● What the task requires
Please condense the paragraph in the SUPR peptide passage that begins "Binding affinity of both SUPR4B and SUPR4B1W" into a short bulleted list that keeps its main facts.

● Provided passage
"""

Fig. 2. Binding affinities of SUPR4B peptides. (A) Structure of SUPR4B. (B) Structure of SUPR4B1W. FAM labeled SUPR peptides were incubated with increasing concentrations of GST-LC3A and fluorescence polarization measurements were made in triplicate. Each measurement was converted to anisotropy and fit to a one-site saturation binding model in Graphpad Prism to obtain the equilibrium binding constant. (C) SUPR4B binds LC3A with a KD = 360 nM (D) SUPR4B1W binds LC3A with a KD = 120 nM. (E) Atg4B enzyme inhibition assay. Increasing concentrations of both SUPR4B and SUPR4B1W impair the ability of Atg4B to cleave the C-terminus of LC3-AMC leading to diminished AMC fluorescence. Neither scrambled peptide inhibited Atg4B's ability to cleave LC3-AMC.

Fig. 2

Binding affinities of SUPR peptides for LC3A/B by fluorescence polarization anisotropy.

LC3A KD (nM) LC3B KD (nM)
SUPR4B1W linear 375 ± 157 418 ± 154
SUPR4B1W cyclic 121 ± 19 192 ± 39
SUPR4B linear 691 ± 252 312 ± 143
SUPR4B cyclic 355 ± 84 387 ± 83
SUPR4B1W8A linear 1123 ± 356 1250 ± 453
SUPR4B1W8A cyclic 101 ± 22 194 ± 52

Binding affinity of both SUPR4B and SUPR4B1W for LC3A is significantly enhanced by cyclization. Fluorescence polarization assays were carried out using fluorescein-labeled linear SUPR4B and SUPR4B1W. Linear SUPR4B1W was found to bind to GST-LC3A with a KD = 375 ± 157 nM while linear SUPR4B bound to GST-LC3A with a KD = 691 ± 252 nM. Linear SUPR4B1W was found to bind to GST-LC3B with a KD = 418 ± 154 nM while linear SUPR4B bound to GST-LC3B with a KD = 312 ± 143 nM (Table 1). These data indicate that cyclization provides approximately 0.7 kcal mol−1 of binding energy to stabilize the SUPR4B1W:LC3A interaction, likely through reduction of conformational entropy.

"""

● Entries shown
"""

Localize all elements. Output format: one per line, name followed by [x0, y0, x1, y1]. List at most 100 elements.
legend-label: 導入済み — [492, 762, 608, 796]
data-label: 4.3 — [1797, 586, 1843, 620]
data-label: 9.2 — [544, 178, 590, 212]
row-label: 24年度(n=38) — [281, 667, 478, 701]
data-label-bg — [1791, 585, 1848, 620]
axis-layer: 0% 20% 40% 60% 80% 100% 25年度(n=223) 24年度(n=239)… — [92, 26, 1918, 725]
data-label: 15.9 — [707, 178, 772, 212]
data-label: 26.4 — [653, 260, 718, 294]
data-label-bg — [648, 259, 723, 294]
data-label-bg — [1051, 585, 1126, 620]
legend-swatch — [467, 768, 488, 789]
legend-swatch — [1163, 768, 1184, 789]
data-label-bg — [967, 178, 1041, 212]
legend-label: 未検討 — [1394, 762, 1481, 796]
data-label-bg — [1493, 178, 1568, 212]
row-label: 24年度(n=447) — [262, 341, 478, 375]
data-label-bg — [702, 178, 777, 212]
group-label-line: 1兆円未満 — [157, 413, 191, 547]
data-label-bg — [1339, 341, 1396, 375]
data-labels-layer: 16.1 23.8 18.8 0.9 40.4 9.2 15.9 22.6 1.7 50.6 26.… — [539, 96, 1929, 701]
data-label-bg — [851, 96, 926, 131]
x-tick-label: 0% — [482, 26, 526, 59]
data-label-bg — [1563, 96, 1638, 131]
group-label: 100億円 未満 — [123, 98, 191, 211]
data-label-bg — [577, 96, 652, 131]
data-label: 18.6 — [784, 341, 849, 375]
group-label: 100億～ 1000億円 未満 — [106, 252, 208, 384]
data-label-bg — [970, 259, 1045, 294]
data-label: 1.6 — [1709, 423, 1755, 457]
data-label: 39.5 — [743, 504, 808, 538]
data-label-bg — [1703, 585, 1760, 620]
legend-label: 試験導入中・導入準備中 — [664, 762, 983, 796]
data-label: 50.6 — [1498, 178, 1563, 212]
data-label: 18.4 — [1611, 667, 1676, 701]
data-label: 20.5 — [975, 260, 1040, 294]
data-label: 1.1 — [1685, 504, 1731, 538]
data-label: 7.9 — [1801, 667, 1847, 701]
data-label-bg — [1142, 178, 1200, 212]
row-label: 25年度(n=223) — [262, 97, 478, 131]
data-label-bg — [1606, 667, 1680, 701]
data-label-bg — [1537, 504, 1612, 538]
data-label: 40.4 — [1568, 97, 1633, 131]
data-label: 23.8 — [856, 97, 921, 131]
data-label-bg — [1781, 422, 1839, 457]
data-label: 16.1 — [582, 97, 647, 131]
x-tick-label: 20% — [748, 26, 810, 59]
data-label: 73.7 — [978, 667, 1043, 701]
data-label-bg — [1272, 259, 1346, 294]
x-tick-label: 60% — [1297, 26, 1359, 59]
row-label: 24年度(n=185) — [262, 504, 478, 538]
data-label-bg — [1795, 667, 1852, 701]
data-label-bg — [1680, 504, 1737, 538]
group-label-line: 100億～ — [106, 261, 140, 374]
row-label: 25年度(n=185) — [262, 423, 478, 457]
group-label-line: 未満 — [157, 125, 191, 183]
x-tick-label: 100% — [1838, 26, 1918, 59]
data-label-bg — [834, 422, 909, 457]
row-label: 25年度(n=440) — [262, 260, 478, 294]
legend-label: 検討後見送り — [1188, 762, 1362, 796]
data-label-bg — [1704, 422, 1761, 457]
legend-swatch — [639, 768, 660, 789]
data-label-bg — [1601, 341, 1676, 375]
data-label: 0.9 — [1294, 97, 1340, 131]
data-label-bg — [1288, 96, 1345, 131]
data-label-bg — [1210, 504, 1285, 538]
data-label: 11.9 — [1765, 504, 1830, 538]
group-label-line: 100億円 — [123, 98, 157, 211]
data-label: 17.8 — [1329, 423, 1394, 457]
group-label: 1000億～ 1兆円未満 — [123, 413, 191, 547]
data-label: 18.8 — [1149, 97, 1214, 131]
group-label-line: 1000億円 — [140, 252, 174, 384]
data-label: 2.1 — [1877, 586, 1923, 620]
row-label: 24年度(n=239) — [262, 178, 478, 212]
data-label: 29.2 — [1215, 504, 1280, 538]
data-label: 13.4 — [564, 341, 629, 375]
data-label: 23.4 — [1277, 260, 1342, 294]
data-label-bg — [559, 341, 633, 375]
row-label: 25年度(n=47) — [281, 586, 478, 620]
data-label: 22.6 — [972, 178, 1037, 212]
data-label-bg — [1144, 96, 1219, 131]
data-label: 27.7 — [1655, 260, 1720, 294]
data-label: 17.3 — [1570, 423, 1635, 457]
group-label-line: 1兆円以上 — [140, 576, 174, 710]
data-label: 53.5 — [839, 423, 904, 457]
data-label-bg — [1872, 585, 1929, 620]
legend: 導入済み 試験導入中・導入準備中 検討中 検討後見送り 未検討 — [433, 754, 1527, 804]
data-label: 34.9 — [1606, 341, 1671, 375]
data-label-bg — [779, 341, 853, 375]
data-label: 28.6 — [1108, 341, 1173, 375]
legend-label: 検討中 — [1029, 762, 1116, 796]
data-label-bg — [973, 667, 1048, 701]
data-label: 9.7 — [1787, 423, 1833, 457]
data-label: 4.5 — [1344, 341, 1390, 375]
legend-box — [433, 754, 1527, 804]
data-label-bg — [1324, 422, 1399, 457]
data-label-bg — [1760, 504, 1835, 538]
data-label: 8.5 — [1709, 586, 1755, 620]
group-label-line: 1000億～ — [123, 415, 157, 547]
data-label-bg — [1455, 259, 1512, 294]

"""

● Completed task
- Cyclization significantly enhances the binding affinity of both SUPR4B and SUPR4B1W for LC3A.
- Fluorescence polarization assays used fluorescein-labeled linear SUPR4B and SUPR4B1W.
- Linear SUPR4B1W bound GST-LC3A with a KD of 375 ± 157 nM, and linear SUPR4B with a KD of 691 ± 252 nM.
- Linear SUPR4B1W bound GST-LC3B with a KD of 418 ± 154 nM, and linear SUPR4B with a KD of 312 ± 143 nM (Table 1).
- Cyclization provides about 0.7 kcal mol−1 of binding energy that stabilizes the SUPR4B1W:LC3A interaction, likely by reducing conformational entropy.